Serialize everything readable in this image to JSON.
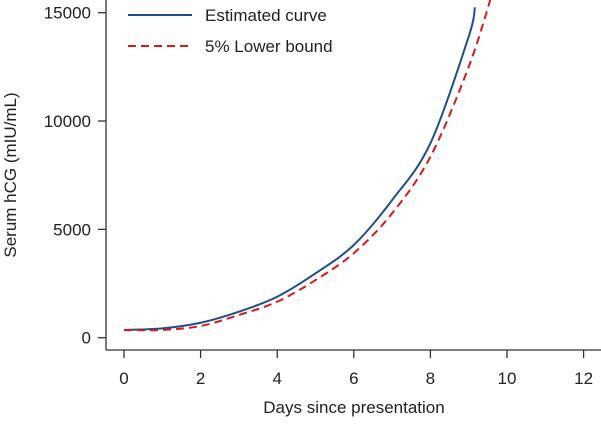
{
  "chart_data": {
    "type": "line",
    "title": "",
    "xlabel": "Days since presentation",
    "ylabel": "Serum hCG (mIU/mL)",
    "xlim": [
      0,
      12
    ],
    "ylim": [
      0,
      15580
    ],
    "xticks": [
      0,
      2,
      4,
      6,
      8,
      10,
      12
    ],
    "yticks": [
      0,
      5000,
      10000,
      15000
    ],
    "grid": false,
    "legend_position": "top-left",
    "series": [
      {
        "name": "Estimated curve",
        "style": "solid",
        "color": "#1f4e8c",
        "x": [
          0,
          1,
          2,
          3,
          4,
          5,
          6,
          7,
          8,
          9,
          9.16
        ],
        "y": [
          355,
          430,
          690,
          1200,
          1890,
          2970,
          4280,
          6350,
          8970,
          13900,
          15250
        ]
      },
      {
        "name": "5% Lower bound",
        "style": "dashed",
        "color": "#d7191c",
        "x": [
          0,
          1,
          2,
          3,
          4,
          5,
          6,
          7,
          8,
          9,
          9.6
        ],
        "y": [
          350,
          360,
          540,
          1050,
          1660,
          2660,
          3900,
          5740,
          8350,
          12500,
          15800
        ]
      }
    ]
  }
}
= = = = = = =
* _SHORT PROBLEM_
Copy every line of the records above that holds the word "name".

* _SOLUTION FOR THIS EXERCISE_
        "name": "Estimated curve",
        "name": "5% Lower bound",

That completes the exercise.